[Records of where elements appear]
- - - - - - -
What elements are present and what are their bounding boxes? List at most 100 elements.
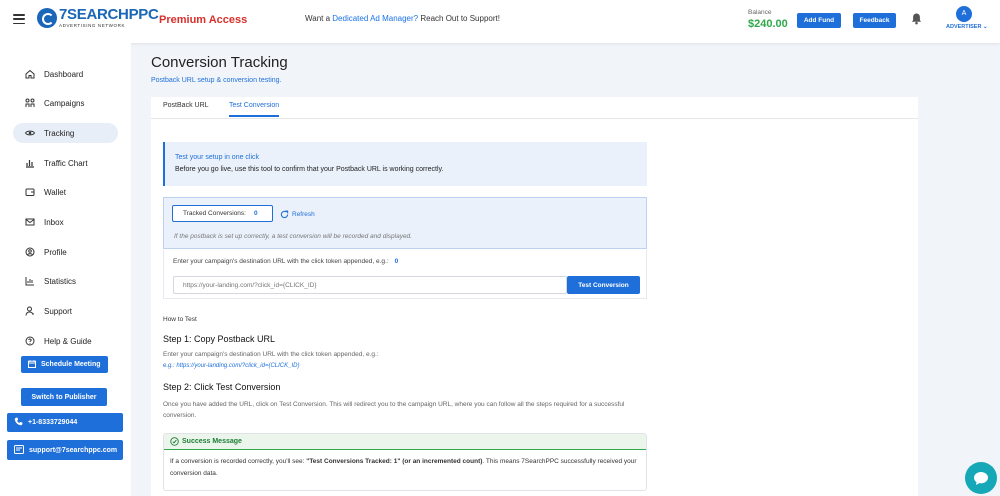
conversion-card: PostBack URL Test Conversion Test your s… — [151, 97, 918, 496]
bell-icon[interactable] — [911, 13, 922, 25]
sidebar-item-tracking[interactable]: Tracking — [13, 123, 118, 143]
tracked-conversions-panel: Tracked Conversions: 0 Refresh If the po… — [163, 197, 647, 249]
sidebar-item-label: Inbox — [44, 217, 64, 227]
help-icon — [25, 336, 35, 346]
success-message-box: Success Message If a conversion is recor… — [163, 433, 647, 491]
inbox-icon — [25, 217, 35, 227]
balance: Balance $240.00 — [748, 9, 788, 30]
sidebar-item-label: Wallet — [44, 187, 66, 197]
sidebar-item-help-guide[interactable]: Help & Guide — [13, 331, 118, 351]
calendar-icon — [28, 359, 36, 370]
email-address: support@7searchppc.com — [29, 446, 118, 454]
chat-widget-button[interactable] — [965, 462, 997, 494]
account-role-dropdown[interactable]: ADVERTISER ⌄ — [946, 24, 988, 30]
phone-button[interactable]: +1-8333729044 — [7, 413, 123, 432]
wallet-icon — [25, 187, 35, 197]
destination-url-panel: Enter your campaign's destination URL wi… — [163, 250, 647, 299]
sidebar-item-label: Campaigns — [44, 98, 85, 108]
chevron-down-icon: ⌄ — [982, 24, 988, 30]
sidebar-item-campaigns[interactable]: Campaigns — [13, 93, 118, 113]
eye-icon — [25, 128, 35, 138]
step-1-example: e.g.: https://your-landing.com/?click_id… — [163, 363, 300, 369]
refresh-icon — [280, 210, 289, 219]
test-conversion-button[interactable]: Test Conversion — [567, 276, 640, 294]
phone-number: +1-8333729044 — [28, 419, 78, 426]
step-2-title: Step 2: Click Test Conversion — [163, 382, 281, 392]
schedule-meeting-label: Schedule Meeting — [41, 361, 101, 368]
step-2-text: Once you have added the URL, click on Te… — [163, 401, 625, 419]
switch-to-publisher-button[interactable]: Switch to Publisher — [21, 388, 107, 406]
success-text: If a conversion is recorded correctly, y… — [164, 450, 646, 480]
sidebar-item-inbox[interactable]: Inbox — [13, 212, 118, 232]
logo-name: 7SEARCHPPC — [59, 6, 159, 23]
home-icon — [25, 69, 35, 79]
refresh-label: Refresh — [292, 211, 315, 218]
add-fund-button[interactable]: Add Fund — [797, 13, 841, 28]
balance-value: $240.00 — [748, 18, 788, 30]
logo-mark-icon — [37, 8, 57, 28]
chat-icon — [974, 471, 988, 485]
sidebar-item-label: Statistics — [44, 276, 77, 286]
destination-label: Enter your campaign's destination URL wi… — [173, 258, 398, 265]
destination-url-input[interactable] — [173, 276, 567, 294]
sidebar: Dashboard Campaigns Tracking Traffic Cha… — [0, 43, 131, 496]
sidebar-item-statistics[interactable]: Statistics — [13, 271, 118, 291]
check-circle-icon — [170, 437, 179, 446]
success-text-prefix: If a conversion is recorded correctly, y… — [170, 458, 307, 465]
phone-icon — [14, 417, 23, 428]
sidebar-item-dashboard[interactable]: Dashboard — [13, 64, 118, 84]
tab-bar: PostBack URL Test Conversion — [151, 97, 918, 119]
step-1-text: Enter your campaign's destination URL wi… — [163, 351, 379, 358]
destination-count: 0 — [394, 258, 399, 265]
sidebar-item-label: Dashboard — [44, 69, 84, 79]
hamburger-menu-icon[interactable] — [13, 14, 25, 24]
step-1-title: Step 1: Copy Postback URL — [163, 334, 276, 344]
support-promo: Want a Dedicated Ad Manager? Reach Out t… — [305, 14, 500, 23]
sidebar-item-support[interactable]: Support — [13, 301, 118, 321]
tracked-note: If the postback is set up correctly, a t… — [174, 233, 412, 240]
info-text: Before you go live, use this tool to con… — [175, 166, 444, 173]
chart-icon — [25, 158, 35, 168]
avatar[interactable]: A — [956, 6, 972, 22]
tracked-label: Tracked Conversions: — [183, 210, 246, 217]
refresh-button[interactable]: Refresh — [280, 210, 315, 219]
email-button[interactable]: support@7searchppc.com — [7, 440, 123, 460]
tracked-conversions-counter: Tracked Conversions: 0 — [172, 205, 273, 222]
statistics-icon — [25, 276, 35, 286]
sidebar-item-label: Traffic Chart — [44, 158, 88, 168]
logo-tagline: ADVERTISING NETWORK — [59, 23, 126, 28]
page-subtitle: Postback URL setup & conversion testing. — [151, 77, 282, 84]
top-header: 7SEARCHPPC ADVERTISING NETWORK Premium A… — [0, 0, 1000, 43]
promo-prefix: Want a — [305, 14, 333, 23]
sidebar-item-profile[interactable]: Profile — [13, 242, 118, 262]
sidebar-item-label: Profile — [44, 247, 67, 257]
support-icon — [25, 306, 35, 316]
email-icon — [14, 444, 24, 456]
page-title: Conversion Tracking — [151, 54, 288, 71]
promo-suffix: Reach Out to Support! — [418, 14, 500, 23]
sidebar-item-wallet[interactable]: Wallet — [13, 182, 118, 202]
success-header: Success Message — [164, 434, 646, 450]
balance-label: Balance — [748, 9, 772, 16]
premium-access-label: Premium Access — [159, 14, 248, 26]
account-role: ADVERTISER — [946, 24, 982, 30]
schedule-meeting-button[interactable]: Schedule Meeting — [21, 356, 108, 373]
tracked-count: 0 — [253, 210, 258, 217]
success-text-bold: "Test Conversions Tracked: 1" (or an inc… — [306, 458, 483, 465]
tab-test-conversion[interactable]: Test Conversion — [229, 102, 280, 117]
tab-postback-url[interactable]: PostBack URL — [163, 102, 209, 115]
how-to-test-heading: How to Test — [163, 316, 197, 323]
info-callout: Test your setup in one click Before you … — [163, 142, 647, 186]
sidebar-item-traffic-chart[interactable]: Traffic Chart — [13, 153, 118, 173]
sidebar-item-label: Support — [44, 306, 73, 316]
sidebar-item-label: Tracking — [44, 128, 75, 138]
logo[interactable]: 7SEARCHPPC ADVERTISING NETWORK — [37, 7, 159, 29]
profile-icon — [25, 247, 35, 257]
ad-manager-link[interactable]: Dedicated Ad Manager? — [332, 14, 418, 23]
destination-label-text: Enter your campaign's destination URL wi… — [173, 258, 389, 265]
success-title: Success Message — [182, 438, 242, 445]
campaigns-icon — [25, 98, 35, 108]
info-title: Test your setup in one click — [175, 154, 260, 161]
sidebar-item-label: Help & Guide — [44, 336, 92, 346]
feedback-button[interactable]: Feedback — [853, 13, 896, 28]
- - - - - - -
Goal: Arrange the lines of the records that begin with the line containing "conversion-card: PostBack URL" and end with the line containing "sidebar-item-tracking[interactable]: Tracking —" as a Markdown table with the columns "No." and "Entry", numbering each row and omitting any blank lines.

Expected answer:
| No. | Entry |
|---|---|
| 1 | conversion-card: PostBack URL Test Conversion Test your s… — [151, 97, 918, 496] |
| 2 | bell-icon[interactable] — [911, 13, 922, 25] |
| 3 | sidebar-item-tracking[interactable]: Tracking — [13, 123, 118, 143] |